--- BEGIN ---
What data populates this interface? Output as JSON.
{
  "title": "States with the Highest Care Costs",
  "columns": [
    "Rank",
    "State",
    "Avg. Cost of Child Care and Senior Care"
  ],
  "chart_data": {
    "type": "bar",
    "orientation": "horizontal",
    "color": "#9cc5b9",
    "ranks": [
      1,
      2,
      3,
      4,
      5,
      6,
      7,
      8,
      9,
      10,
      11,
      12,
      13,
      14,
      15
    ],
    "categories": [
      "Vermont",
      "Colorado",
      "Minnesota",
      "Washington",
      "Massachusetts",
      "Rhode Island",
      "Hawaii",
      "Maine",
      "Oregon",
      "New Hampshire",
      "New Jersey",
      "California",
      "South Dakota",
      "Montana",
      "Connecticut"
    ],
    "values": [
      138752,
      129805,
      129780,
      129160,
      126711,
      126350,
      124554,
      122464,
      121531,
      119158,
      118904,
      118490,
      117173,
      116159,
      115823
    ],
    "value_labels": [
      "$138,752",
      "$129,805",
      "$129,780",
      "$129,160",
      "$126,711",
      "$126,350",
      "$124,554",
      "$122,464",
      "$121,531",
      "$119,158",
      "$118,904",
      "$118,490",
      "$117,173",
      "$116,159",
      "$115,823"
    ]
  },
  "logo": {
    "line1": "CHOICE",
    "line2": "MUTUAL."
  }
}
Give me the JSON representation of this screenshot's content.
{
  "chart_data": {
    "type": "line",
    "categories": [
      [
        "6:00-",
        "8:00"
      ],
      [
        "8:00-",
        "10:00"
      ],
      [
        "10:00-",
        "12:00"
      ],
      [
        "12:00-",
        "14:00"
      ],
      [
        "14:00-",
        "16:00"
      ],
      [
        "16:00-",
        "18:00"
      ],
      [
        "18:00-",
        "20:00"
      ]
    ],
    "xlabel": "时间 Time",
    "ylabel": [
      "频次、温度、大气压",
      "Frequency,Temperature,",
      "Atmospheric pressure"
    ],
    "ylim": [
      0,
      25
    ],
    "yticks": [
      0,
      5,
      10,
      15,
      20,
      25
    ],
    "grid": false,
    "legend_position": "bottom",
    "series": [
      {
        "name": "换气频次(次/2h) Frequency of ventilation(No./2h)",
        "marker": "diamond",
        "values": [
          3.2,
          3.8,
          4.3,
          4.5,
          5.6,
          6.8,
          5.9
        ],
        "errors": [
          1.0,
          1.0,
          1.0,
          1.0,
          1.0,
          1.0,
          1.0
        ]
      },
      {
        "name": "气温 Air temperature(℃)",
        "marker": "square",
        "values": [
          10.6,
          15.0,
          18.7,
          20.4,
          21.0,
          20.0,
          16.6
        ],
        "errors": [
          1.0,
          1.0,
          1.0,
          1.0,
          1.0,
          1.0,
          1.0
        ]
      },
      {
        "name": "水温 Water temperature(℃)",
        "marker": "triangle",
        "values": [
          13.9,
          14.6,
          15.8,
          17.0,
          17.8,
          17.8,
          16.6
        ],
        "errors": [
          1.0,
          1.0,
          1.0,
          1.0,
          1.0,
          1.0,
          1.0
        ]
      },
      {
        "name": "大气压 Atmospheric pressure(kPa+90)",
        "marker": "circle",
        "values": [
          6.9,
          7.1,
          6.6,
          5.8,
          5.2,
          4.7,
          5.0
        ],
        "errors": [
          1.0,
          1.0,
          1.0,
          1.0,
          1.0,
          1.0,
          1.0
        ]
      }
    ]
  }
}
--- END ---
▸ EXERCISE DETAILS: From the listing above, extract every line exactly as it stands.

▸ THE ANSWER:
What data populates this interface? Output as JSON.
{
  "title": "States with the Highest Care Costs",
  "columns": [
    "Rank",
    "State",
    "Avg. Cost of Child Care and Senior Care"
  ],
  "chart_data": {
    "type": "bar",
    "orientation": "horizontal",
    "color": "#9cc5b9",
    "ranks": [
      1,
      2,
      3,
      4,
      5,
      6,
      7,
      8,
      9,
      10,
      11,
      12,
      13,
      14,
      15
    ],
    "categories": [
      "Vermont",
      "Colorado",
      "Minnesota",
      "Washington",
      "Massachusetts",
      "Rhode Island",
      "Hawaii",
      "Maine",
      "Oregon",
      "New Hampshire",
      "New Jersey",
      "California",
      "South Dakota",
      "Montana",
      "Connecticut"
    ],
    "values": [
      138752,
      129805,
      129780,
      129160,
      126711,
      126350,
      124554,
      122464,
      121531,
      119158,
      118904,
      118490,
      117173,
      116159,
      115823
    ],
    "value_labels": [
      "$138,752",
      "$129,805",
      "$129,780",
      "$129,160",
      "$126,711",
      "$126,350",
      "$124,554",
      "$122,464",
      "$121,531",
      "$119,158",
      "$118,904",
      "$118,490",
      "$117,173",
      "$116,159",
      "$115,823"
    ]
  },
  "logo": {
    "line1": "CHOICE",
    "line2": "MUTUAL."
  }
}
Give me the JSON representation of this screenshot's content.
{
  "chart_data": {
    "type": "line",
    "categories": [
      [
        "6:00-",
        "8:00"
      ],
      [
        "8:00-",
        "10:00"
      ],
      [
        "10:00-",
        "12:00"
      ],
      [
        "12:00-",
        "14:00"
      ],
      [
        "14:00-",
        "16:00"
      ],
      [
        "16:00-",
        "18:00"
      ],
      [
        "18:00-",
        "20:00"
      ]
    ],
    "xlabel": "时间 Time",
    "ylabel": [
      "频次、温度、大气压",
      "Frequency,Temperature,",
      "Atmospheric pressure"
    ],
    "ylim": [
      0,
      25
    ],
    "yticks": [
      0,
      5,
      10,
      15,
      20,
      25
    ],
    "grid": false,
    "legend_position": "bottom",
    "series": [
      {
        "name": "换气频次(次/2h) Frequency of ventilation(No./2h)",
        "marker": "diamond",
        "values": [
          3.2,
          3.8,
          4.3,
          4.5,
          5.6,
          6.8,
          5.9
        ],
        "errors": [
          1.0,
          1.0,
          1.0,
          1.0,
          1.0,
          1.0,
          1.0
        ]
      },
      {
        "name": "气温 Air temperature(℃)",
        "marker": "square",
        "values": [
          10.6,
          15.0,
          18.7,
          20.4,
          21.0,
          20.0,
          16.6
        ],
        "errors": [
          1.0,
          1.0,
          1.0,
          1.0,
          1.0,
          1.0,
          1.0
        ]
      },
      {
        "name": "水温 Water temperature(℃)",
        "marker": "triangle",
        "values": [
          13.9,
          14.6,
          15.8,
          17.0,
          17.8,
          17.8,
          16.6
        ],
        "errors": [
          1.0,
          1.0,
          1.0,
          1.0,
          1.0,
          1.0,
          1.0
        ]
      },
      {
        "name": "大气压 Atmospheric pressure(kPa+90)",
        "marker": "circle",
        "values": [
          6.9,
          7.1,
          6.6,
          5.8,
          5.2,
          4.7,
          5.0
        ],
        "errors": [
          1.0,
          1.0,
          1.0,
          1.0,
          1.0,
          1.0,
          1.0
        ]
      }
    ]
  }
}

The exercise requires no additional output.